文書によれば、五代友厚がベルギーで泊まった城の名前は何ですか。
━━━━━ 文書
先日から続けてご紹介しています、クリスチャン・ポラック著『絹と光 日仏交流の黄金期』には、もちろん、陸軍伝習のフランス人について、のみだけではなく、幕末から明治にかけての広範な日仏交流史が取り上げられています。
そこで、やはりモンブラン伯も登場するわけなのですが、評判の悪い人物であったためか、あるいは、もしかすると国籍がベルギーらしいためか、鉱山開発のところでちょっと触れられているだけで、疑問のつく記述もあります。
五代友厚をはじめとする薩摩視察団を「サンジェルマン・デプレの自邸に迎え入れる」と書いているのですが、資料が明記されてないんですよねえ。
モンブラン伯爵は大山師か
上の記事で、名倉予何人の日記によれば、「パリのモンブラン伯邸は、「チボリ街」にあるというのですね。これが現在のパリのどこらあたりなのか、さっぱりわかりません」と書きまして、下の記事にありますように、個人サイトのBBSの方で、「サン・ラザール駅のそば」と、お教えいただいております。
モンブラン伯とグラバー
名倉予何人の日記と、上記の記事でははぶきましたが、さらに三宅復一の日記にも、モンブラン伯邸はチボリ街とされているのですが、双方、鈴木明著『維新前夜』(小学館ライブラリー)の260ページに引用されています。
元治元年 (1864)3月25日
名倉
「午後、四、五名相伴テ、館(ホテル)ヲ出テ、チボリ街ノモンブラン家ニ至ル」
三宅
「十二時頃より、チボリ町に至り、ケンに逢ふ。並にコント(伯爵)及び其れの母、又姉に逢ふ」
五代友厚の渡欧は、この翌年、元治元年(1865)なんですが、日記を見ても、パリのモンブラン邸の場所は、書いていないんです。第一、五代は、ベルギーのインゲルムンステル城には泊まりましたが、パリではモンブラン邸に宿泊したわけではなく、ホテルに泊まり、訪れているだけです。
さらに明治2年、モンブラン伯爵は、駐仏日本公使代理となって、パリではじめての日本公使館を「ティボリ街」に置くんですが、これは、自宅を提供した、と考えるのが自然ではないでしょうか。
━━━━━━━━━━
━━━━━ 抽出項目
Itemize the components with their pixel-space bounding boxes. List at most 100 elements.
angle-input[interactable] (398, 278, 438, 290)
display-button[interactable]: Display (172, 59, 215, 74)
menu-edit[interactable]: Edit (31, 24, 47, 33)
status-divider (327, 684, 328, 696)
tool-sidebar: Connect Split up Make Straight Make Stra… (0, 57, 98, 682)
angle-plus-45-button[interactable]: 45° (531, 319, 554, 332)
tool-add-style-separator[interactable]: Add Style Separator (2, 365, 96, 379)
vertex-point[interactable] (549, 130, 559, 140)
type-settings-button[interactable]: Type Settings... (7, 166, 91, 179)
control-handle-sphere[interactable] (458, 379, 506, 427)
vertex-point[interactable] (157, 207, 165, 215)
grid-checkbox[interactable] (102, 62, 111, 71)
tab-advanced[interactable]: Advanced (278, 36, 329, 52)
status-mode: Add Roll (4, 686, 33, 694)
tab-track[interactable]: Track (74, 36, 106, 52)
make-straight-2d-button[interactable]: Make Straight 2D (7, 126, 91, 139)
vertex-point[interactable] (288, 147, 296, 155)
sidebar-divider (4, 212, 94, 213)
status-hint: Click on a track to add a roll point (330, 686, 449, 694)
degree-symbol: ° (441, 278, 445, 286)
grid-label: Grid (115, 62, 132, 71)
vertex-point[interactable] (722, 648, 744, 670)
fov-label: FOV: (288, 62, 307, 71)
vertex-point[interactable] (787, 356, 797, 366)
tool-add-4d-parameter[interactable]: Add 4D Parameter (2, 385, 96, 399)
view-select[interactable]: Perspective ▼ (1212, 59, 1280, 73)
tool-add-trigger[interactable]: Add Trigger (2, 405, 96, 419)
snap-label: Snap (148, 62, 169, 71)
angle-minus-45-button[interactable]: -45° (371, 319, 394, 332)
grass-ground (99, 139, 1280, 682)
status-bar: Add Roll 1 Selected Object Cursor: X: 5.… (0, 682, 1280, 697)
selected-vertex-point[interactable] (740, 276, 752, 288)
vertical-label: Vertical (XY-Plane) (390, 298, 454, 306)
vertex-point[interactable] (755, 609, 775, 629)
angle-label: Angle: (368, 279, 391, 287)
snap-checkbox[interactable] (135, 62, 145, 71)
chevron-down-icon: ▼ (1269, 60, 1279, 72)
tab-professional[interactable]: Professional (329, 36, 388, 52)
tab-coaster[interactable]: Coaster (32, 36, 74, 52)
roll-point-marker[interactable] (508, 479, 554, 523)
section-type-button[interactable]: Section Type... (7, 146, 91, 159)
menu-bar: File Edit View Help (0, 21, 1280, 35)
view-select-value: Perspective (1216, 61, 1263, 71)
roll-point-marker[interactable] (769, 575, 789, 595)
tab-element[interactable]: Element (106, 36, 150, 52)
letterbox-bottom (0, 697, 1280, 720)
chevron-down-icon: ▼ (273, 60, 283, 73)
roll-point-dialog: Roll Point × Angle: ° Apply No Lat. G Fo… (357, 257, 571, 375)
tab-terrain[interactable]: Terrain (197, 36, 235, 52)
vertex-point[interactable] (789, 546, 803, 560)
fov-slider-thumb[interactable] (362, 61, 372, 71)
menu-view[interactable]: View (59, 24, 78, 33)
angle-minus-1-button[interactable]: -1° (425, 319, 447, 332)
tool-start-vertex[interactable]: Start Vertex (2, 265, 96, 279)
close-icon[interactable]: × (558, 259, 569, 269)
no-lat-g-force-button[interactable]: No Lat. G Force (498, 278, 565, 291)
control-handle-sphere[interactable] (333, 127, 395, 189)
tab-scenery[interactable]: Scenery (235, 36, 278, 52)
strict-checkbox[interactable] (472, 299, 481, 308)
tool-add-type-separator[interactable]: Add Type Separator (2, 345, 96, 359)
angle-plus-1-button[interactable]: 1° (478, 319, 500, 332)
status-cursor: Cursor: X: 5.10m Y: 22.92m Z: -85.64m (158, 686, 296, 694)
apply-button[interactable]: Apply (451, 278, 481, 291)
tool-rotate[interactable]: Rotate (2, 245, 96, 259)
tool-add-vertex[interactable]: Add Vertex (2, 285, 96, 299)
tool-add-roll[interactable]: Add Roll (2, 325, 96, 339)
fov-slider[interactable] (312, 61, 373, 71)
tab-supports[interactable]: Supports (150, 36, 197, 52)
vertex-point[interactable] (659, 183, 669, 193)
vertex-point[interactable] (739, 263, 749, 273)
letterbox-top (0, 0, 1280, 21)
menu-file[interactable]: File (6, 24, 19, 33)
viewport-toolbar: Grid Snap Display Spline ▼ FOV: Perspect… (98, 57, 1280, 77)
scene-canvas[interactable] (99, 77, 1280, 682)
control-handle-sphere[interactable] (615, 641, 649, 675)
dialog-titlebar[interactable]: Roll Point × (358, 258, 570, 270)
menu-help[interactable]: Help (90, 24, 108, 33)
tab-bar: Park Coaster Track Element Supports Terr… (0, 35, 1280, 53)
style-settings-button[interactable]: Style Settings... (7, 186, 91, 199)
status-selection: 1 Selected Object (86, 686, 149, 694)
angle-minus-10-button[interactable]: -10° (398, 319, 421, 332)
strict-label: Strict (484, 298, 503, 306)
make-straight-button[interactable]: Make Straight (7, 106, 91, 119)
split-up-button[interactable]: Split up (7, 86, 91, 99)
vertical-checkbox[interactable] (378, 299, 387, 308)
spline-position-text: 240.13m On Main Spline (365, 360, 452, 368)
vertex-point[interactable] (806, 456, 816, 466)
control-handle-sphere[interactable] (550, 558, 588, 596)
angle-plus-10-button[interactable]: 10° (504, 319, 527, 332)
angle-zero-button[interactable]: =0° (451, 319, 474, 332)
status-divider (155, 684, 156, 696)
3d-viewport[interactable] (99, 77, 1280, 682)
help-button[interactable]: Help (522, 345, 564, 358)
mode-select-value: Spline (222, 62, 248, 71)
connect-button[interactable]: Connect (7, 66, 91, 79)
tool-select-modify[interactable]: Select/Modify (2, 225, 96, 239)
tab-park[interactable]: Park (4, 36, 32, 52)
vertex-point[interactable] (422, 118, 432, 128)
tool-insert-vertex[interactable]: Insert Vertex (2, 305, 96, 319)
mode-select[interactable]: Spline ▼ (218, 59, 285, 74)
━━━━━━━━━━
§ **回答**:
インゲルムンステル城です。